• [WORK INSTRUCTIONS]
Find the number of lines below in which the word "subtitle" appears, and write that number only.

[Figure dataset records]
— START —
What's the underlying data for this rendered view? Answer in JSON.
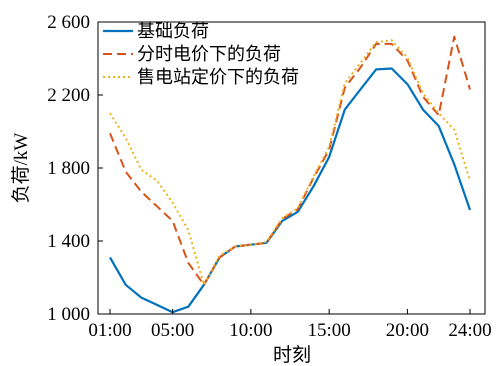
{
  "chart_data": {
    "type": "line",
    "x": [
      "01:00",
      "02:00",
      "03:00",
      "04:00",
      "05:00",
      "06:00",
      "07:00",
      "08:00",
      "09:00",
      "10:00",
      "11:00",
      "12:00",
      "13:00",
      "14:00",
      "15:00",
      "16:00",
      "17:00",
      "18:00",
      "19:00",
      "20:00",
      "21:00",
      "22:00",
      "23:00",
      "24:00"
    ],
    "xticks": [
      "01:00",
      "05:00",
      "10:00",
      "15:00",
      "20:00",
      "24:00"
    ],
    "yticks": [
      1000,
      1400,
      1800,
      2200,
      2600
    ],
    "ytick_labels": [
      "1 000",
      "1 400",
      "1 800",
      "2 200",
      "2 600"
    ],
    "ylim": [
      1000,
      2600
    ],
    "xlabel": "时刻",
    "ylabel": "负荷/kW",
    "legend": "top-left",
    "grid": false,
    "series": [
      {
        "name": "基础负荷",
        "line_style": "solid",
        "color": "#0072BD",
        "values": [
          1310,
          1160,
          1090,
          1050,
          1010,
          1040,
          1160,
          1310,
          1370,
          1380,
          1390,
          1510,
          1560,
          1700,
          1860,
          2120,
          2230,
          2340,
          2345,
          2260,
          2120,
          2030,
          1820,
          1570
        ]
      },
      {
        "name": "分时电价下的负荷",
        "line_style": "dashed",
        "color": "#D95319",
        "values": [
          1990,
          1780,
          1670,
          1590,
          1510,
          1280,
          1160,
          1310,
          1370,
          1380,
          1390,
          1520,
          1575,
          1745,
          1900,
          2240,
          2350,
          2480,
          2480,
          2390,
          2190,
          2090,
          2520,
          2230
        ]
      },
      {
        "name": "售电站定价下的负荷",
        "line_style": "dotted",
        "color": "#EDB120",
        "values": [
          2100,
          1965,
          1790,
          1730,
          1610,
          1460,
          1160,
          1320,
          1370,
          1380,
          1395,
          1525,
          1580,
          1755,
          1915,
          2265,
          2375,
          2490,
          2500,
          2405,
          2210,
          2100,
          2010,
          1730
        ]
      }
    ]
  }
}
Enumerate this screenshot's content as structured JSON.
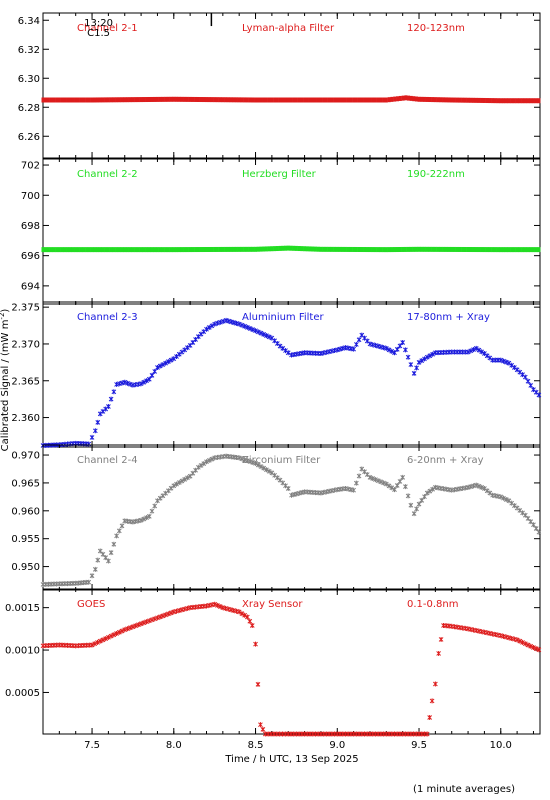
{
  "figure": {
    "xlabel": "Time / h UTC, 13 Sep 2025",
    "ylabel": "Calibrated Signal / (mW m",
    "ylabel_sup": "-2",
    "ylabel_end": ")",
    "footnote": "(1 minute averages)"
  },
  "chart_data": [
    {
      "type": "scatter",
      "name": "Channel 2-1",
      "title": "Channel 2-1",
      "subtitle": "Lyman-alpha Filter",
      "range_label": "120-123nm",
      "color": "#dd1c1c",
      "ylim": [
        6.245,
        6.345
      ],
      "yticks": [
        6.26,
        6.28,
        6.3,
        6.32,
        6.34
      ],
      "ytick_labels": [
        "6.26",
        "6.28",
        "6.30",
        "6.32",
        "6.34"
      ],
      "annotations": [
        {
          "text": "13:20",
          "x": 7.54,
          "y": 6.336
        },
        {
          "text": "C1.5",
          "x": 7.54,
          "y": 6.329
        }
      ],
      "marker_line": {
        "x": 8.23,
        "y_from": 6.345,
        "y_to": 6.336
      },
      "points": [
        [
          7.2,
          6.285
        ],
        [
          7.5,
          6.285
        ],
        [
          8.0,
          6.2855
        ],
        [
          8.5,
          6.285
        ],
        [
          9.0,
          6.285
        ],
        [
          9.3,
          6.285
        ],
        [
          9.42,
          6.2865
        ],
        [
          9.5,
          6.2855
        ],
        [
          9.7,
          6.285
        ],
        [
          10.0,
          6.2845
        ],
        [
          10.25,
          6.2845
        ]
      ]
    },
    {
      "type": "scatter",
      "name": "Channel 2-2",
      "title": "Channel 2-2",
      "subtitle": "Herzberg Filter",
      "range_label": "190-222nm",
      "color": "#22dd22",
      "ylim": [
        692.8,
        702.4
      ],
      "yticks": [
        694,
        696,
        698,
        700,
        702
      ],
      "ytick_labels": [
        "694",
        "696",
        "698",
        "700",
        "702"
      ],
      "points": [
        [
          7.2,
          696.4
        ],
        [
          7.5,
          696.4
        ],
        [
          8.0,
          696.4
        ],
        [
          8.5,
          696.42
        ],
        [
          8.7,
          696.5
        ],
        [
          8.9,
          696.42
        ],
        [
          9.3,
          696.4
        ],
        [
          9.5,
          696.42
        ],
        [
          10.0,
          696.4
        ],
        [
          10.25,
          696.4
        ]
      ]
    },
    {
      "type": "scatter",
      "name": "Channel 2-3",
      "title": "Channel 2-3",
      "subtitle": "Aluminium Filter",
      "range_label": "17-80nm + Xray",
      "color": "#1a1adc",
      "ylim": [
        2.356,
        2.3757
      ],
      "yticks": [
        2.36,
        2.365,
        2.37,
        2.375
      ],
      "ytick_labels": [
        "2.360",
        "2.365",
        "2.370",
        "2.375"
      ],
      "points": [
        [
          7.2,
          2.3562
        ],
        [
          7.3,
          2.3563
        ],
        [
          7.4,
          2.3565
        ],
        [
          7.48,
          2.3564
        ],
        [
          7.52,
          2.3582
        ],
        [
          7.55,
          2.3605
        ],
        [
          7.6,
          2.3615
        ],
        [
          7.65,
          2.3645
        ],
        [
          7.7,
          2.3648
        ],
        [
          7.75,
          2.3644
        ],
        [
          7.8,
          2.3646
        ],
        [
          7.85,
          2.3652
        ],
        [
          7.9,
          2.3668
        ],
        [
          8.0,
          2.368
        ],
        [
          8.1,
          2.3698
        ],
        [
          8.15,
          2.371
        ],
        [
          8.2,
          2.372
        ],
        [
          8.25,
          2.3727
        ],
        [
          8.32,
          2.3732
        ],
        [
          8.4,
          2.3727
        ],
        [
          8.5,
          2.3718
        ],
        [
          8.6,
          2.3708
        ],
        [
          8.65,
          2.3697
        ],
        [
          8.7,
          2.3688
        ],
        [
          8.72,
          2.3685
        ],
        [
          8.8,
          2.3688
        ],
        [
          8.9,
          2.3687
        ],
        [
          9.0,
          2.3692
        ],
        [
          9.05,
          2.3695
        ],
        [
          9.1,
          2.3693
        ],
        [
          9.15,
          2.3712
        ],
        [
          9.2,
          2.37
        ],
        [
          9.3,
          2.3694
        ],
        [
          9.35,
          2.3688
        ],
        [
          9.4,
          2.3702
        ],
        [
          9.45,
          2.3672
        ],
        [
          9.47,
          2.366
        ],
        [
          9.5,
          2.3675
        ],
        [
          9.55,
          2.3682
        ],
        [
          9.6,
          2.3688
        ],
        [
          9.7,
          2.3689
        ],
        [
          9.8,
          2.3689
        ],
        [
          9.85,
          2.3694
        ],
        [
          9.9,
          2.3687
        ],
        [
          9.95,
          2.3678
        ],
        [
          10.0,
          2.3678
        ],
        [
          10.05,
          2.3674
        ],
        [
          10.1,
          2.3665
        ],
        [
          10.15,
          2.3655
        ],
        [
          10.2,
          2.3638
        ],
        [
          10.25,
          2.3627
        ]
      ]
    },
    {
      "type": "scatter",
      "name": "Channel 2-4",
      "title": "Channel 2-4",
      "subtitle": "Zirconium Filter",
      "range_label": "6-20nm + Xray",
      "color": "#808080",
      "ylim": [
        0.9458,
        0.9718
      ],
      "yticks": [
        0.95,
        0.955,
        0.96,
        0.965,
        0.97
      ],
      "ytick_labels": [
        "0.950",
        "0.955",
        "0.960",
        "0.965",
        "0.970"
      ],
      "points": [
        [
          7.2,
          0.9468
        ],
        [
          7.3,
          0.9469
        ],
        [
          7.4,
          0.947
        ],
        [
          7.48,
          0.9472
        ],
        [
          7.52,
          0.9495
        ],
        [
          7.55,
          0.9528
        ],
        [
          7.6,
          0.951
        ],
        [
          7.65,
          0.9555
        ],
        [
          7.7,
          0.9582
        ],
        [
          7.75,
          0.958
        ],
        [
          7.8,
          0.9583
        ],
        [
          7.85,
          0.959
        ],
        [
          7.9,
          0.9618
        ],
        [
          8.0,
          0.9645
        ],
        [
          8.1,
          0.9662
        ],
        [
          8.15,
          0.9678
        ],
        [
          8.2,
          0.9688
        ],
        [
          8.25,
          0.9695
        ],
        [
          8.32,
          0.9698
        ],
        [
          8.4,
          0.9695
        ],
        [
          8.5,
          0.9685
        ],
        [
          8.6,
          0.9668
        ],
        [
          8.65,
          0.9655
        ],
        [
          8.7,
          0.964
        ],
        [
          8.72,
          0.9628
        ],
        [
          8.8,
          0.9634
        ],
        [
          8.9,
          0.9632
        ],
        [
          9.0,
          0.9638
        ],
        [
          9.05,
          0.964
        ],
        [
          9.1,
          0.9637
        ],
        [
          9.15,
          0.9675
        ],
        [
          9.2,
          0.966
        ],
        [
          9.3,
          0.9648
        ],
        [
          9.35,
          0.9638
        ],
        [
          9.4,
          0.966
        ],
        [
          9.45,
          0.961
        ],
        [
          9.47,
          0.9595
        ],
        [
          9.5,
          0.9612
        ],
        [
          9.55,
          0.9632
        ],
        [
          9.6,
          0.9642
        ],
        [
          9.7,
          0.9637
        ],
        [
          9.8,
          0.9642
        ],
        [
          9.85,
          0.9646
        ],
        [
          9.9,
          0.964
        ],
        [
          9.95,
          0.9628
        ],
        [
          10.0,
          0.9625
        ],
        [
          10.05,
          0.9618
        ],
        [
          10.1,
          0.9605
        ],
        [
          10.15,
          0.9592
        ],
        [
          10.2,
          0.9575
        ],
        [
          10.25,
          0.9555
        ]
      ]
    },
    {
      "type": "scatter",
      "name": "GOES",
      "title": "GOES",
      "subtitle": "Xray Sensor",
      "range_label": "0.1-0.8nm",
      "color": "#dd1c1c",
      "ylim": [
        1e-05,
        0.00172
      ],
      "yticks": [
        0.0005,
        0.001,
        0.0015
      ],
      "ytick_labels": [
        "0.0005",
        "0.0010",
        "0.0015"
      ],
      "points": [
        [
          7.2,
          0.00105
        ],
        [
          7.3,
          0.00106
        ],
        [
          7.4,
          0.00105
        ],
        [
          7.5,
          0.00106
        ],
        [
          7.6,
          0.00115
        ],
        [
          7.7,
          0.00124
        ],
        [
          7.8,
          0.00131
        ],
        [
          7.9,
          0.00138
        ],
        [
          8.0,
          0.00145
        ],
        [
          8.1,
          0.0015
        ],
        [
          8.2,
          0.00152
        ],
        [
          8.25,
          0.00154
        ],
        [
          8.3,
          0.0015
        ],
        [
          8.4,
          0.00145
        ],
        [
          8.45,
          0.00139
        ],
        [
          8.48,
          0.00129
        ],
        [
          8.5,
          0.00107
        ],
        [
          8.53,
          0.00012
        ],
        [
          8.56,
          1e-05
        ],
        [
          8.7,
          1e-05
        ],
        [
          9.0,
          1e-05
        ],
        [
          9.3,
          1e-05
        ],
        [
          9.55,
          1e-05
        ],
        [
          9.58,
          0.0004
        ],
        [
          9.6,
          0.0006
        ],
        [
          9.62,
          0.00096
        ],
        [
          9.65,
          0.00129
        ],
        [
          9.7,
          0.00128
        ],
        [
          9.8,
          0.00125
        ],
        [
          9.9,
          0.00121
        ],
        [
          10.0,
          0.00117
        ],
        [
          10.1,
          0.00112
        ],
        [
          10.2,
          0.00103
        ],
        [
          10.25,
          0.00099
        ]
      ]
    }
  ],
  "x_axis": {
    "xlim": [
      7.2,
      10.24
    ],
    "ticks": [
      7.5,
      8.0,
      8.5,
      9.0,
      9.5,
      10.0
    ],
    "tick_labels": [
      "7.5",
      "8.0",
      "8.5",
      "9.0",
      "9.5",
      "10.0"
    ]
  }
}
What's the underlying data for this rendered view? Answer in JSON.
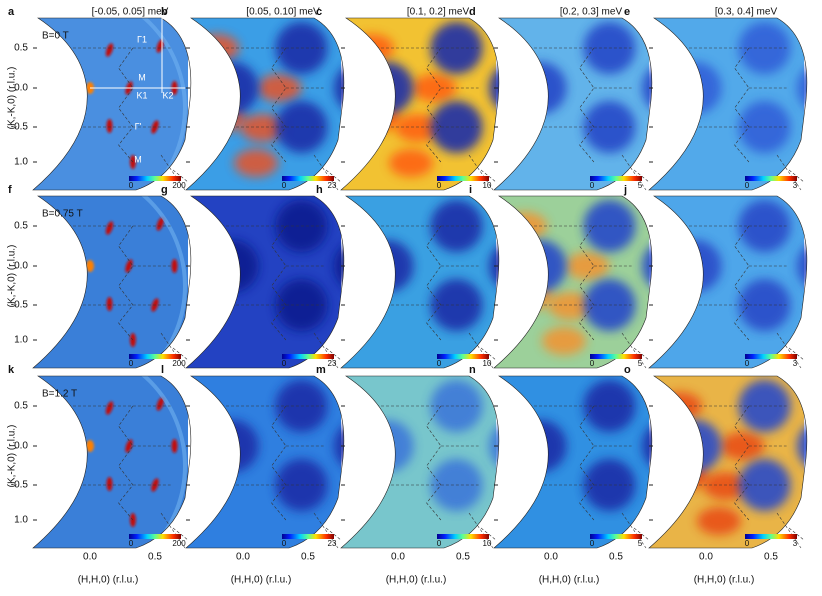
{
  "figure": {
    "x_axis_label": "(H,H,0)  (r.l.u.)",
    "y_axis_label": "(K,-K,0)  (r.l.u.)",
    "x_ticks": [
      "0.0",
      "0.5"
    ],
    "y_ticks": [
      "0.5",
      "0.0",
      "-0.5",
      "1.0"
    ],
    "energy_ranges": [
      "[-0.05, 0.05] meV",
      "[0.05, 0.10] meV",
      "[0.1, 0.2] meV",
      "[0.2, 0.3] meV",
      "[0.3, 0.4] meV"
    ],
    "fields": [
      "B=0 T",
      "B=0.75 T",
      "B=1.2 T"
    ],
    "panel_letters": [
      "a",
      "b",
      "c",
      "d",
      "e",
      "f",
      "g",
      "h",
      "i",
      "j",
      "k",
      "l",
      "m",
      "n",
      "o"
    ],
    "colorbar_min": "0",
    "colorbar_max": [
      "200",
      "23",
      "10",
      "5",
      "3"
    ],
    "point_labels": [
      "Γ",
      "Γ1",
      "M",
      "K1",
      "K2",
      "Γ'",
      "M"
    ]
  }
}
— END —
• [WRITTEN SOLUTION]
5